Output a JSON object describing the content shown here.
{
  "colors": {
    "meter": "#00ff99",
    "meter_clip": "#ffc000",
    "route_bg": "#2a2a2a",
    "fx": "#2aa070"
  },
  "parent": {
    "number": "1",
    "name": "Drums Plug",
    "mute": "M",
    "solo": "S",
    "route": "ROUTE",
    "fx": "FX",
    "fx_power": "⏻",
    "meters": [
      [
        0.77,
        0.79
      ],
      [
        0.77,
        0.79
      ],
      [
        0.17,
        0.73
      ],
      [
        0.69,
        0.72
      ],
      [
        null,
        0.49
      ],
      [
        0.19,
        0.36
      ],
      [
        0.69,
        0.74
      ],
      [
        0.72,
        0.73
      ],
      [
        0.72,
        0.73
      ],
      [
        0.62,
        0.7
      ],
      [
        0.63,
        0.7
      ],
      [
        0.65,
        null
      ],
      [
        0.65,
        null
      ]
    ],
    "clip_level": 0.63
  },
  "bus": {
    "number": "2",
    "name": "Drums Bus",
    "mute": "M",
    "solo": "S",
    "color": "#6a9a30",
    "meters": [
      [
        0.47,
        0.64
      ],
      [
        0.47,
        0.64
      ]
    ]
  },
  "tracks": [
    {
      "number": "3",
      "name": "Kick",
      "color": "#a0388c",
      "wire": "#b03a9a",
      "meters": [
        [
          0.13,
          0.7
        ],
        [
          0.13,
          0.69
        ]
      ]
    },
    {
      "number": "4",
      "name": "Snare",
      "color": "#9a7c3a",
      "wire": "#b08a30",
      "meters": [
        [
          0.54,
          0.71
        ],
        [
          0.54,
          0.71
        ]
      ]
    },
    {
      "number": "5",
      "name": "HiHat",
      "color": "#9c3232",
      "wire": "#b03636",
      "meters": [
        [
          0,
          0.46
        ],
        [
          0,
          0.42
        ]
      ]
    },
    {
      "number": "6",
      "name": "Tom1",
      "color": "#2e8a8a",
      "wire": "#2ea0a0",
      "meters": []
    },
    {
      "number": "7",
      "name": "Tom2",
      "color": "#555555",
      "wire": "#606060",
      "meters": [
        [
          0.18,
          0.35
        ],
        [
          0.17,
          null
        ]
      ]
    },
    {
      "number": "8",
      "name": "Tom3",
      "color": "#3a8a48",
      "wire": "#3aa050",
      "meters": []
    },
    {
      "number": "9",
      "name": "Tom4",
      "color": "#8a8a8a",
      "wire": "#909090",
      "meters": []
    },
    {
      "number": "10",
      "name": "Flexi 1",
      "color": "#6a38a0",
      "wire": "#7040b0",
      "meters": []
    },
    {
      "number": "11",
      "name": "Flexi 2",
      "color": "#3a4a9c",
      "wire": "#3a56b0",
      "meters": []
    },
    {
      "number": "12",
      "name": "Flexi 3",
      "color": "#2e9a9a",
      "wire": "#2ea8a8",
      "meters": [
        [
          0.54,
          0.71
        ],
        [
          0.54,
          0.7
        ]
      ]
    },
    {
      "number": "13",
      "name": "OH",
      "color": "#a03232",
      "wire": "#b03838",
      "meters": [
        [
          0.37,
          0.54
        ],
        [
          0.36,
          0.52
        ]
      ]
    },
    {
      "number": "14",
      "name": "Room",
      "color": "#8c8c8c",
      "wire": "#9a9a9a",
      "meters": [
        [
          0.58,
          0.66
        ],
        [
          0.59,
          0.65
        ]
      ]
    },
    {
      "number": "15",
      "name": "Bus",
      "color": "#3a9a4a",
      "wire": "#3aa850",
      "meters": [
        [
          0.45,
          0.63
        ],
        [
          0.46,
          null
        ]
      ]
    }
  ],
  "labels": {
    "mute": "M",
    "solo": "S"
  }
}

____________

## Prompt
Reproduce every line above without error.

## Complete response
Output a JSON object describing the content shown here.
{
  "colors": {
    "meter": "#00ff99",
    "meter_clip": "#ffc000",
    "route_bg": "#2a2a2a",
    "fx": "#2aa070"
  },
  "parent": {
    "number": "1",
    "name": "Drums Plug",
    "mute": "M",
    "solo": "S",
    "route": "ROUTE",
    "fx": "FX",
    "fx_power": "⏻",
    "meters": [
      [
        0.77,
        0.79
      ],
      [
        0.77,
        0.79
      ],
      [
        0.17,
        0.73
      ],
      [
        0.69,
        0.72
      ],
      [
        null,
        0.49
      ],
      [
        0.19,
        0.36
      ],
      [
        0.69,
        0.74
      ],
      [
        0.72,
        0.73
      ],
      [
        0.72,
        0.73
      ],
      [
        0.62,
        0.7
      ],
      [
        0.63,
        0.7
      ],
      [
        0.65,
        null
      ],
      [
        0.65,
        null
      ]
    ],
    "clip_level": 0.63
  },
  "bus": {
    "number": "2",
    "name": "Drums Bus",
    "mute": "M",
    "solo": "S",
    "color": "#6a9a30",
    "meters": [
      [
        0.47,
        0.64
      ],
      [
        0.47,
        0.64
      ]
    ]
  },
  "tracks": [
    {
      "number": "3",
      "name": "Kick",
      "color": "#a0388c",
      "wire": "#b03a9a",
      "meters": [
        [
          0.13,
          0.7
        ],
        [
          0.13,
          0.69
        ]
      ]
    },
    {
      "number": "4",
      "name": "Snare",
      "color": "#9a7c3a",
      "wire": "#b08a30",
      "meters": [
        [
          0.54,
          0.71
        ],
        [
          0.54,
          0.71
        ]
      ]
    },
    {
      "number": "5",
      "name": "HiHat",
      "color": "#9c3232",
      "wire": "#b03636",
      "meters": [
        [
          0,
          0.46
        ],
        [
          0,
          0.42
        ]
      ]
    },
    {
      "number": "6",
      "name": "Tom1",
      "color": "#2e8a8a",
      "wire": "#2ea0a0",
      "meters": []
    },
    {
      "number": "7",
      "name": "Tom2",
      "color": "#555555",
      "wire": "#606060",
      "meters": [
        [
          0.18,
          0.35
        ],
        [
          0.17,
          null
        ]
      ]
    },
    {
      "number": "8",
      "name": "Tom3",
      "color": "#3a8a48",
      "wire": "#3aa050",
      "meters": []
    },
    {
      "number": "9",
      "name": "Tom4",
      "color": "#8a8a8a",
      "wire": "#909090",
      "meters": []
    },
    {
      "number": "10",
      "name": "Flexi 1",
      "color": "#6a38a0",
      "wire": "#7040b0",
      "meters": []
    },
    {
      "number": "11",
      "name": "Flexi 2",
      "color": "#3a4a9c",
      "wire": "#3a56b0",
      "meters": []
    },
    {
      "number": "12",
      "name": "Flexi 3",
      "color": "#2e9a9a",
      "wire": "#2ea8a8",
      "meters": [
        [
          0.54,
          0.71
        ],
        [
          0.54,
          0.7
        ]
      ]
    },
    {
      "number": "13",
      "name": "OH",
      "color": "#a03232",
      "wire": "#b03838",
      "meters": [
        [
          0.37,
          0.54
        ],
        [
          0.36,
          0.52
        ]
      ]
    },
    {
      "number": "14",
      "name": "Room",
      "color": "#8c8c8c",
      "wire": "#9a9a9a",
      "meters": [
        [
          0.58,
          0.66
        ],
        [
          0.59,
          0.65
        ]
      ]
    },
    {
      "number": "15",
      "name": "Bus",
      "color": "#3a9a4a",
      "wire": "#3aa850",
      "meters": [
        [
          0.45,
          0.63
        ],
        [
          0.46,
          null
        ]
      ]
    }
  ],
  "labels": {
    "mute": "M",
    "solo": "S"
  }
}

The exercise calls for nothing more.